▶ _Requirements_: Lines containing the string "xlabel" are to be counted. Write only how many there are.

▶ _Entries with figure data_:
◆ ◆ ◆ ◆ ◆

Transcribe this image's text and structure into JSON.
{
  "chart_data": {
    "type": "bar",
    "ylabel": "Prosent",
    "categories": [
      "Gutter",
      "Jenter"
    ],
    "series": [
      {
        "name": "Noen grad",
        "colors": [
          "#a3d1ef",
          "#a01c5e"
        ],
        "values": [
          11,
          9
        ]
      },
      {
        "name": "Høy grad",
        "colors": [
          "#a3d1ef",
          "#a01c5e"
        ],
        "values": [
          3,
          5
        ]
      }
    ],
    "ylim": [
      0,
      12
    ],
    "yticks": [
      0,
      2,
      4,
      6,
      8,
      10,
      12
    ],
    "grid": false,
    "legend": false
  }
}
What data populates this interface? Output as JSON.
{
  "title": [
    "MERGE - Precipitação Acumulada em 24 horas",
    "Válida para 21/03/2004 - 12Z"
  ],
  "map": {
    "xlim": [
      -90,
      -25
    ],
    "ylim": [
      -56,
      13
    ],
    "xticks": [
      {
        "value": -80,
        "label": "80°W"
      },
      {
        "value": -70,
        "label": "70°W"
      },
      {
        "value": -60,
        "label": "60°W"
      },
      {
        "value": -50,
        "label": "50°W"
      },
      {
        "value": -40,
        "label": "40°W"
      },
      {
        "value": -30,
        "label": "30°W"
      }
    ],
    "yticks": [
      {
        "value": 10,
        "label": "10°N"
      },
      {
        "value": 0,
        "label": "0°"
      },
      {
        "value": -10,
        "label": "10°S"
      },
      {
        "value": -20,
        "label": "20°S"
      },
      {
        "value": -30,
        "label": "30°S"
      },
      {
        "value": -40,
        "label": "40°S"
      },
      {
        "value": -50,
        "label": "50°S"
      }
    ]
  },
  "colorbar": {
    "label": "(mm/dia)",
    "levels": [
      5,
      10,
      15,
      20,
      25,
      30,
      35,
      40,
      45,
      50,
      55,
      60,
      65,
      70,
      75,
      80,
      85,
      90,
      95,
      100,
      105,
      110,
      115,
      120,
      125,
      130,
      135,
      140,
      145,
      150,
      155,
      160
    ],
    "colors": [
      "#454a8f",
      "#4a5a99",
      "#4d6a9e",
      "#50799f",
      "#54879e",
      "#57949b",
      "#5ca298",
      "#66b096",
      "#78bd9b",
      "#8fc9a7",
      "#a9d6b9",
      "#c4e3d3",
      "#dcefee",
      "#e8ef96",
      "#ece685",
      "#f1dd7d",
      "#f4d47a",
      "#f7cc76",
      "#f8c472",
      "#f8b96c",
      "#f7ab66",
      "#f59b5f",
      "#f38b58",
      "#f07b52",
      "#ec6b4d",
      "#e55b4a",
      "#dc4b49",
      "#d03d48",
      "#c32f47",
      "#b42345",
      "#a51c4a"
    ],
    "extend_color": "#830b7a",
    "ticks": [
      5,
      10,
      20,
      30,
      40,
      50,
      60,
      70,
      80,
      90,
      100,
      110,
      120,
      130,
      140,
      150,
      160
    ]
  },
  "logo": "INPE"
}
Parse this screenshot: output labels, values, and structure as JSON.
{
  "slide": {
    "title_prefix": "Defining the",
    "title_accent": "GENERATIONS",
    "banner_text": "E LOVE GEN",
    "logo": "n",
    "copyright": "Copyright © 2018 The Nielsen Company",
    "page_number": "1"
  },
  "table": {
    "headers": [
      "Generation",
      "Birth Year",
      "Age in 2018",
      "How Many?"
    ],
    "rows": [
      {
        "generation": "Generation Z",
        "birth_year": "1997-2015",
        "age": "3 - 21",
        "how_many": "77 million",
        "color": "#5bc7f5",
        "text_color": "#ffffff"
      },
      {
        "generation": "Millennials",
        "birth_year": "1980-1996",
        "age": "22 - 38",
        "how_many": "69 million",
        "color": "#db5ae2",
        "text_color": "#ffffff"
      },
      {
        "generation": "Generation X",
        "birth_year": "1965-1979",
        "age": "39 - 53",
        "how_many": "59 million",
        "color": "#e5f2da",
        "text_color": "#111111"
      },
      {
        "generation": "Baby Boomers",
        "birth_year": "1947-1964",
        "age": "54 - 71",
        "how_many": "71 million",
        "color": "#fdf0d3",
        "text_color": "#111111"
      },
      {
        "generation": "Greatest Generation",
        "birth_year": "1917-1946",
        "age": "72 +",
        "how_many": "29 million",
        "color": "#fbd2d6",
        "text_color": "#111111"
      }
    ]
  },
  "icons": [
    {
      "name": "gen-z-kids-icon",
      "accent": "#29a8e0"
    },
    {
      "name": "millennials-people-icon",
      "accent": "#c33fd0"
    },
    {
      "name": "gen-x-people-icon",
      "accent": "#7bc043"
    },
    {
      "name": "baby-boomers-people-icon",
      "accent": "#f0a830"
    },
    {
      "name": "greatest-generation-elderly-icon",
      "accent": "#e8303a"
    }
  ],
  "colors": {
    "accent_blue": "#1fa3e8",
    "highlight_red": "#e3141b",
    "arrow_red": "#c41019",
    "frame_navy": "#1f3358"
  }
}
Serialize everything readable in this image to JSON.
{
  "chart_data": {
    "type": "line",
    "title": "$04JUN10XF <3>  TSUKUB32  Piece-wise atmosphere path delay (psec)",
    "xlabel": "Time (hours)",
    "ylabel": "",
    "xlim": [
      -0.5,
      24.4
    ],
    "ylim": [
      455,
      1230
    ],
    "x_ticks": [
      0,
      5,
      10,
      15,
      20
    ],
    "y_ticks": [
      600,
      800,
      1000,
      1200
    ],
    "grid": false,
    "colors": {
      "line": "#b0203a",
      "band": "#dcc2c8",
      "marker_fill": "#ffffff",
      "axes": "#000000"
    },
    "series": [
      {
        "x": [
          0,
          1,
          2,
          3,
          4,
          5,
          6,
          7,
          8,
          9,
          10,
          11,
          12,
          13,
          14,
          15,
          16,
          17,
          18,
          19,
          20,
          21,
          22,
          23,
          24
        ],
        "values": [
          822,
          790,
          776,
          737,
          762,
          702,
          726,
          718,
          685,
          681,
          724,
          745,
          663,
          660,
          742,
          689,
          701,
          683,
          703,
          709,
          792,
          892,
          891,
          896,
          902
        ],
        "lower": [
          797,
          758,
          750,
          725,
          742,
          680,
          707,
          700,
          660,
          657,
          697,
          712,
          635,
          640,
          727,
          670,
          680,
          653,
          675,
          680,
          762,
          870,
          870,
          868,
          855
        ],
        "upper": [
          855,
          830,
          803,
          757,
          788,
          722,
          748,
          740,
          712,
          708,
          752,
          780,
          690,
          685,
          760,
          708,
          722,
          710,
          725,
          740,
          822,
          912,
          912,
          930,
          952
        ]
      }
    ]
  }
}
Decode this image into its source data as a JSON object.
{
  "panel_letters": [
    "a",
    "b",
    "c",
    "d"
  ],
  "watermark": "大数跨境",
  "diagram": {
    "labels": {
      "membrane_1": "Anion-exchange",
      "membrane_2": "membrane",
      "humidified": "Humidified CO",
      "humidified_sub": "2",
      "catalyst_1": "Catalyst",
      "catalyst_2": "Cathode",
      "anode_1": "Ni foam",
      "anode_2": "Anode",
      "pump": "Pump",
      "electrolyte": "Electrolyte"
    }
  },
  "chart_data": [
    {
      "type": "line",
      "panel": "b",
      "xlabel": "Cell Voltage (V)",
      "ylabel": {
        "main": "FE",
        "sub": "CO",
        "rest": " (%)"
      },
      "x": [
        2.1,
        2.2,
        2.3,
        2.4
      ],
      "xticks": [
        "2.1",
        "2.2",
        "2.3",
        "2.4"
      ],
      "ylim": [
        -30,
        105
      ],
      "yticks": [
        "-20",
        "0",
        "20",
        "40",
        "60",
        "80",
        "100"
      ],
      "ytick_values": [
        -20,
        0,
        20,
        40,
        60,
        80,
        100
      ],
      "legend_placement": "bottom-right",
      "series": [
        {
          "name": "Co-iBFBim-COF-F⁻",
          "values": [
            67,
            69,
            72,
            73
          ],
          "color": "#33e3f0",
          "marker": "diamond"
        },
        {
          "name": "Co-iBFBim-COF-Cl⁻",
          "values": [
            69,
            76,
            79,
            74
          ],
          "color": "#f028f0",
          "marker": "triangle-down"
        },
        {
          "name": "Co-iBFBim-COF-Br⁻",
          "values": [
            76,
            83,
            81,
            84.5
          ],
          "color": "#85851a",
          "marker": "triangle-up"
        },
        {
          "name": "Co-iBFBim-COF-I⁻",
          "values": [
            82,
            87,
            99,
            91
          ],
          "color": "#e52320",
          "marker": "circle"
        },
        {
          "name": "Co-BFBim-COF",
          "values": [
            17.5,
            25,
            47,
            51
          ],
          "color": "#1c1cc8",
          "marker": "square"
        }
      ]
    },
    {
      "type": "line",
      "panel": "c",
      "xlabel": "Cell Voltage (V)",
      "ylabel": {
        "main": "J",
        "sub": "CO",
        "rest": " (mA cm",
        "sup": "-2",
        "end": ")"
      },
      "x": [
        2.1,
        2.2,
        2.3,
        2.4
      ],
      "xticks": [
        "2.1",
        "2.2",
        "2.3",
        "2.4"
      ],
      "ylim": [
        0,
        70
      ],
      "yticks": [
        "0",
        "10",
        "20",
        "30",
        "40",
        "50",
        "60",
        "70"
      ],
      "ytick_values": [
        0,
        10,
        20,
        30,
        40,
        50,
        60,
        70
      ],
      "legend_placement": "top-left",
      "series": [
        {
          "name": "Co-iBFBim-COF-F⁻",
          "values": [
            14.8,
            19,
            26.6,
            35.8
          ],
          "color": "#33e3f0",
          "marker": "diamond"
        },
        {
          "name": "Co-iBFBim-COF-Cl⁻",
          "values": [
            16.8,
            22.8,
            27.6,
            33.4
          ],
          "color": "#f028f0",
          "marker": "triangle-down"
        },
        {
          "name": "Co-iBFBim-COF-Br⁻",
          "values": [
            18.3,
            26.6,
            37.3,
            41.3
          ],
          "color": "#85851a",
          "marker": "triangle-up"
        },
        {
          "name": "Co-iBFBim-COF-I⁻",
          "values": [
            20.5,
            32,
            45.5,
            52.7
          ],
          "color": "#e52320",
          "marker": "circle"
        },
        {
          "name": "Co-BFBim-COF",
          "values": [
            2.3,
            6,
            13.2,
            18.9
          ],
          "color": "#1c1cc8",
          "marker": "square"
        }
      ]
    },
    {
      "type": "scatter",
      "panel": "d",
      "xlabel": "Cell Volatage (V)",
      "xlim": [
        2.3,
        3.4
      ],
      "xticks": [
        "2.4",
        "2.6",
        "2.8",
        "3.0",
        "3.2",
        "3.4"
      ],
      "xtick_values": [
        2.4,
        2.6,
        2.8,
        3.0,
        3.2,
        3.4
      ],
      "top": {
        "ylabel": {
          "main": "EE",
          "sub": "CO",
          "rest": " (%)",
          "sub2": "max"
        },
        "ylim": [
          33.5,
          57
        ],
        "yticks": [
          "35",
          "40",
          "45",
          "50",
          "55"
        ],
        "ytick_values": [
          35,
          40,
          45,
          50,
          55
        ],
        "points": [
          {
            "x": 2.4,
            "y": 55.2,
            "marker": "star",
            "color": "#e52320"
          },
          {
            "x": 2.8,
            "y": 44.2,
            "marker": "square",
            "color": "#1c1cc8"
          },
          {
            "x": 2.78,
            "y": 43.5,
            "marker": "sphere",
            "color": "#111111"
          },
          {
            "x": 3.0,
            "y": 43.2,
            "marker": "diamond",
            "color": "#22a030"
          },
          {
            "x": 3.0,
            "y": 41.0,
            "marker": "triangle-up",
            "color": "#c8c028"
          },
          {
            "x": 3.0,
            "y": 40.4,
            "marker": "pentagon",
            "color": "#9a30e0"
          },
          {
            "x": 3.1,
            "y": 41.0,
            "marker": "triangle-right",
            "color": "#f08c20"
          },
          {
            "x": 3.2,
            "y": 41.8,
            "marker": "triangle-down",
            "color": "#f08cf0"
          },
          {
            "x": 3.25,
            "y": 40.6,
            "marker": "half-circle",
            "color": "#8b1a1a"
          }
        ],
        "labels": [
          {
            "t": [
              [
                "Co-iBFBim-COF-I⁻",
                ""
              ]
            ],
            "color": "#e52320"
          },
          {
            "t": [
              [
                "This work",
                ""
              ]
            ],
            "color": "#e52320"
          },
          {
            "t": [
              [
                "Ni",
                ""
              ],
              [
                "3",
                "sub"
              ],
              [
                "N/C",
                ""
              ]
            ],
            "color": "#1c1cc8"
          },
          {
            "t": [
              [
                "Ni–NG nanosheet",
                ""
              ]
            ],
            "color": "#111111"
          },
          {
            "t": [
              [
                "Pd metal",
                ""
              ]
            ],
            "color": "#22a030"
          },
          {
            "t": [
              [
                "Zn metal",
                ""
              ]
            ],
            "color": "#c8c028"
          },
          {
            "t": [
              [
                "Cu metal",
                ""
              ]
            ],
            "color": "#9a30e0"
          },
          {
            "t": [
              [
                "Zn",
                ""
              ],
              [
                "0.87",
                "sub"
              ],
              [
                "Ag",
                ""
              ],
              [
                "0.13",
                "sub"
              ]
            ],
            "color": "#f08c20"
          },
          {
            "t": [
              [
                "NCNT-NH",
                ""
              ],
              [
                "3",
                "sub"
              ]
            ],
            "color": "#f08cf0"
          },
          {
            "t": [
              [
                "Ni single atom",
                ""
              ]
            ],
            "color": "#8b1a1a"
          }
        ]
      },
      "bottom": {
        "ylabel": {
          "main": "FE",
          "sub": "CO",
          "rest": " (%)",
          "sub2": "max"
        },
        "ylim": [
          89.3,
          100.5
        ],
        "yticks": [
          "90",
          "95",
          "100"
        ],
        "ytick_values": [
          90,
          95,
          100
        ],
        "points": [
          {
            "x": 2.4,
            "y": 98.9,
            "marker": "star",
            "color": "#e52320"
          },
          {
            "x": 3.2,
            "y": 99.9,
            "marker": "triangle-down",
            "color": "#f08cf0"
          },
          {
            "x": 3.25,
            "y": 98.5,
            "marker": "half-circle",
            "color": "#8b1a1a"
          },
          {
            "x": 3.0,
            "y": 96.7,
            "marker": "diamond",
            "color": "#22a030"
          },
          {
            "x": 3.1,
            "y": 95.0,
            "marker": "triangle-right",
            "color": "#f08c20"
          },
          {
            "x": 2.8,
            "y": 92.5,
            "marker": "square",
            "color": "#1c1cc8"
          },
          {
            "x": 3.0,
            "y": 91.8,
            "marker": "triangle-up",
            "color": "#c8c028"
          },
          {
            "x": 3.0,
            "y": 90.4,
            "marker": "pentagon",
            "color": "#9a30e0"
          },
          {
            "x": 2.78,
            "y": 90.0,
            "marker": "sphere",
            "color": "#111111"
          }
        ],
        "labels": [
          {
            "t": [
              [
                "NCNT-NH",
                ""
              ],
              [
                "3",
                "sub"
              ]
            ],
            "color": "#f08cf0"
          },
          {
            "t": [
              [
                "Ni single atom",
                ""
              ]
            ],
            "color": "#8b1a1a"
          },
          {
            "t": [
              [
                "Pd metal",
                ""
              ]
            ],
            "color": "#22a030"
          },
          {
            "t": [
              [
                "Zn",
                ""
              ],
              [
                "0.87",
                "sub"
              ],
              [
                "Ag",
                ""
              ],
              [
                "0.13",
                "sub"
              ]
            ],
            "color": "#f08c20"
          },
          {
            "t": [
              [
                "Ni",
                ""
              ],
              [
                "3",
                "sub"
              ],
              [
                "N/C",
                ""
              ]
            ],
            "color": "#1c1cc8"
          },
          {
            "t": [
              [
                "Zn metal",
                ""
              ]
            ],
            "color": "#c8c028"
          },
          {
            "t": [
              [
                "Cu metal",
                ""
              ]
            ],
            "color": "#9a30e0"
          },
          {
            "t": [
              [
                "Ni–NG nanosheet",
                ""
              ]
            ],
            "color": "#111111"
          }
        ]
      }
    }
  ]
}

◆ ◆ ◆ ◆ ◆

▶ _Exercise output_: 4